:: DATASET RECORDS ::

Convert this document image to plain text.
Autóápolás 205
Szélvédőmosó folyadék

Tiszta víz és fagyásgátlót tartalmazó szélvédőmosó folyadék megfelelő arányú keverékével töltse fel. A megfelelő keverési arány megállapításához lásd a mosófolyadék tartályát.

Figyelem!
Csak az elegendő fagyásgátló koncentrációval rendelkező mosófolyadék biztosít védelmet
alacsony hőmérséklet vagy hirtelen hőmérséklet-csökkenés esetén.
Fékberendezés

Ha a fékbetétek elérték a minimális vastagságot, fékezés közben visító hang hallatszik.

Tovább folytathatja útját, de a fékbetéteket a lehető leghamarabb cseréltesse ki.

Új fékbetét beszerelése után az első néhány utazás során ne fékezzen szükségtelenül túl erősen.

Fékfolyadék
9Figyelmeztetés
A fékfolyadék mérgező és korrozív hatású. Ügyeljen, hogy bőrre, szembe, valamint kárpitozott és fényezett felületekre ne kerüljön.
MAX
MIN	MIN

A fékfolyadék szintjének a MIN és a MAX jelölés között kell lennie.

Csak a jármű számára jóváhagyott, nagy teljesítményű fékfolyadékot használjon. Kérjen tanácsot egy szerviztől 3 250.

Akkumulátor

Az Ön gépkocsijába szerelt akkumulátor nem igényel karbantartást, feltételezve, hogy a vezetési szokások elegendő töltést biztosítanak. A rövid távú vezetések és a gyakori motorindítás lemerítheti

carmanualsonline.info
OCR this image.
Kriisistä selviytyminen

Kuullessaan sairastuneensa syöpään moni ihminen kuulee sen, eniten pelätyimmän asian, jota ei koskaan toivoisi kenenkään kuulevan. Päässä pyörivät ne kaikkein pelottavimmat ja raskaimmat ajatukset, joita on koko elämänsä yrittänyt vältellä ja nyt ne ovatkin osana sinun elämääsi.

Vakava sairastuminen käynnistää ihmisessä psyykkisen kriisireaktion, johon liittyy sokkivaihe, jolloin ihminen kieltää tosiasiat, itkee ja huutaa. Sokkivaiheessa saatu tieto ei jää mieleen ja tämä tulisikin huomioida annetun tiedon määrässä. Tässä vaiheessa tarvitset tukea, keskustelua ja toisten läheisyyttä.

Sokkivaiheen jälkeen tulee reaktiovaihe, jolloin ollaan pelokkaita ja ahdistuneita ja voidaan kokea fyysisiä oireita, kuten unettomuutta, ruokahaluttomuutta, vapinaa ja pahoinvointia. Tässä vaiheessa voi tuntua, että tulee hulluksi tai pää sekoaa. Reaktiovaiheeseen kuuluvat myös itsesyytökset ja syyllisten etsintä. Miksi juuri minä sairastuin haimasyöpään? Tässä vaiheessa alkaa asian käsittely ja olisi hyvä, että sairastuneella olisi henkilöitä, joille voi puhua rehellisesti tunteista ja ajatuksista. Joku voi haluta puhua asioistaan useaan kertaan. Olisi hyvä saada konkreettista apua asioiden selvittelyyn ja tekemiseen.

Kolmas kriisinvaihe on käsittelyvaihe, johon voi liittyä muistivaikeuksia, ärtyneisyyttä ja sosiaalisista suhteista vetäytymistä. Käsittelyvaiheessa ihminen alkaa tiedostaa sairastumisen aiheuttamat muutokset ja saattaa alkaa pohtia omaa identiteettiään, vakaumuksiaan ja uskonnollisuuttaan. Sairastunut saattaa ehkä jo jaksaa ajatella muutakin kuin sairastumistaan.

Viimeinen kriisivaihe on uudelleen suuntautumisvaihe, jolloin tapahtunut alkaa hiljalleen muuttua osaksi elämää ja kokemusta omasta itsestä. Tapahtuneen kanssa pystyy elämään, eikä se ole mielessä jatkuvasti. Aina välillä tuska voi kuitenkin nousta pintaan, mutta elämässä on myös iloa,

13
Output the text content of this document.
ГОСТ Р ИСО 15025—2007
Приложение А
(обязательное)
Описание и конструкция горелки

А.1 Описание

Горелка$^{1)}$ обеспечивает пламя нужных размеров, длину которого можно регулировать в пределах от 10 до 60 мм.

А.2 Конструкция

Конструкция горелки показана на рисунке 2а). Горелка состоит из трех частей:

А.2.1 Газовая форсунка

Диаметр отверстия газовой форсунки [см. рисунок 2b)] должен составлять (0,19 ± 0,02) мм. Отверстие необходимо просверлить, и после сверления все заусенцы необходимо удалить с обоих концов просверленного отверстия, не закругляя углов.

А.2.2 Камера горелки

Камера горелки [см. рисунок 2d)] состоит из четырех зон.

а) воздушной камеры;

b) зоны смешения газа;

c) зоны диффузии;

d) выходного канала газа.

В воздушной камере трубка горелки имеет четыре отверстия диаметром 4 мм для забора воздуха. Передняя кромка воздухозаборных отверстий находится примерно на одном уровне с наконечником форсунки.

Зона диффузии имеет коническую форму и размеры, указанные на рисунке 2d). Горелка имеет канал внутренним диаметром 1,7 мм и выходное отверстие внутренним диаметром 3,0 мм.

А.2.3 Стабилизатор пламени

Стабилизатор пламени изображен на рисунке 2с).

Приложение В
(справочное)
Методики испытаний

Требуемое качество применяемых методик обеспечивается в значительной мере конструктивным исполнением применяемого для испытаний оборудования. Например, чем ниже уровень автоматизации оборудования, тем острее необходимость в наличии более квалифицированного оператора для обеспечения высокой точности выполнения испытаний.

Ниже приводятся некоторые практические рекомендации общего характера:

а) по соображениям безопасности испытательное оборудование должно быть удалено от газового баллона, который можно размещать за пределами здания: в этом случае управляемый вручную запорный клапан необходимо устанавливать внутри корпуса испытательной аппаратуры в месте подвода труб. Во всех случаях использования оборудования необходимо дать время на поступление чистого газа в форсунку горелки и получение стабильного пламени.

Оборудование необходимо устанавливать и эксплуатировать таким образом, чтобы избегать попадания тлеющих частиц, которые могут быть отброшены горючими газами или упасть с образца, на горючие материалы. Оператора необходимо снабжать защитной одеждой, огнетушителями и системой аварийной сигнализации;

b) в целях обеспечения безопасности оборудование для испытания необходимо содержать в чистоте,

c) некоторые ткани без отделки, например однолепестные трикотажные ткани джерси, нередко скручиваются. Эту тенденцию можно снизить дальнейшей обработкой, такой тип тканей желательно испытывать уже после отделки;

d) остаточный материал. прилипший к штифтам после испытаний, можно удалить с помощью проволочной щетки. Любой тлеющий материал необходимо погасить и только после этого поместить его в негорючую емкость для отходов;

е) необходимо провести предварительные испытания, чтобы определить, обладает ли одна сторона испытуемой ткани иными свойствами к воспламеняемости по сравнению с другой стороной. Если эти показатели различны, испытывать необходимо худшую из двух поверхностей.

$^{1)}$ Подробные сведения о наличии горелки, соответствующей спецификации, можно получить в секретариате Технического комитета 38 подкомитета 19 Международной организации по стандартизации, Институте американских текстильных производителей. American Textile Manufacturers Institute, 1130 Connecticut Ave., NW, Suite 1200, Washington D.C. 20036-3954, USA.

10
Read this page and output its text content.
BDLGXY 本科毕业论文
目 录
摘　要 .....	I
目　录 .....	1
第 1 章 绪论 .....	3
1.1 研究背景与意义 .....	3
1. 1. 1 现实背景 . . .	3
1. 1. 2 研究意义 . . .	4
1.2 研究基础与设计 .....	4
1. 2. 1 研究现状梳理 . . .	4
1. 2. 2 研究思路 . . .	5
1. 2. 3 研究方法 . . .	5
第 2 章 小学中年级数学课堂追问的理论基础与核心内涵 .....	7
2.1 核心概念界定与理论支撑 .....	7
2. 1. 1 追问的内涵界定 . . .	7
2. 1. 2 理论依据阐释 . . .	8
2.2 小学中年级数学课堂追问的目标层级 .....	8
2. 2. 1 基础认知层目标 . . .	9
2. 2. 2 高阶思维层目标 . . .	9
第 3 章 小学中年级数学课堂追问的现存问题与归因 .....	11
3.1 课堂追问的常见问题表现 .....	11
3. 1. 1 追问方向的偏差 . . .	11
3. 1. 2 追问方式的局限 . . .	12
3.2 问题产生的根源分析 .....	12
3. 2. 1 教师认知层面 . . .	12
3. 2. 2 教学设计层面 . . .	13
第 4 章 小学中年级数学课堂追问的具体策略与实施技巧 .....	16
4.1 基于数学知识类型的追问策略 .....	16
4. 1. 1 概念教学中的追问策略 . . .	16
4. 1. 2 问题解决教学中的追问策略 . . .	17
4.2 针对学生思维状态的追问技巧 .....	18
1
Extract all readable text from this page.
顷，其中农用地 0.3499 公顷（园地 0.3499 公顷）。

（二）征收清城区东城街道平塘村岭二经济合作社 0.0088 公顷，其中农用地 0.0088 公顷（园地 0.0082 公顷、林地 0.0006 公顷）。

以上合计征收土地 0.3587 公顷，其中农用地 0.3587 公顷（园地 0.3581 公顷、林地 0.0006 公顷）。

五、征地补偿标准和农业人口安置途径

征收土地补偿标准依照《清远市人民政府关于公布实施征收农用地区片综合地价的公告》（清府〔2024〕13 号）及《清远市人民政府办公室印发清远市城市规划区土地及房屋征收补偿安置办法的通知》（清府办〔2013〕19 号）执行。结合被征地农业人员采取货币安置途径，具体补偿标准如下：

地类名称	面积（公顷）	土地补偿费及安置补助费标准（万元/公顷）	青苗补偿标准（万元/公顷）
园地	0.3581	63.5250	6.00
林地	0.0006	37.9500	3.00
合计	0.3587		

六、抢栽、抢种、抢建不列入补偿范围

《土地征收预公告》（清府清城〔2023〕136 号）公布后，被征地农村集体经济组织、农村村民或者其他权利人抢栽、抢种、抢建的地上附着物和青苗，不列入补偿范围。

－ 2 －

:::

# [WHAT IS ASKED]
Only the lines from the one containing "Extract all readable text from this page." to the end of the listing belong in the output, each reproduced exactly.

# [EXERCISE ANSWER]
Extract all readable text from this page.
顷，其中农用地 0.3499 公顷（园地 0.3499 公顷）。

（二）征收清城区东城街道平塘村岭二经济合作社 0.0088 公顷，其中农用地 0.0088 公顷（园地 0.0082 公顷、林地 0.0006 公顷）。

以上合计征收土地 0.3587 公顷，其中农用地 0.3587 公顷（园地 0.3581 公顷、林地 0.0006 公顷）。

五、征地补偿标准和农业人口安置途径

征收土地补偿标准依照《清远市人民政府关于公布实施征收农用地区片综合地价的公告》（清府〔2024〕13 号）及《清远市人民政府办公室印发清远市城市规划区土地及房屋征收补偿安置办法的通知》（清府办〔2013〕19 号）执行。结合被征地农业人员采取货币安置途径，具体补偿标准如下：

地类名称	面积（公顷）	土地补偿费及安置补助费标准（万元/公顷）	青苗补偿标准（万元/公顷）
园地	0.3581	63.5250	6.00
林地	0.0006	37.9500	3.00
合计	0.3587		

六、抢栽、抢种、抢建不列入补偿范围

《土地征收预公告》（清府清城〔2023〕136 号）公布后，被征地农村集体经济组织、农村村民或者其他权利人抢栽、抢种、抢建的地上附着物和青苗，不列入补偿范围。

－ 2 －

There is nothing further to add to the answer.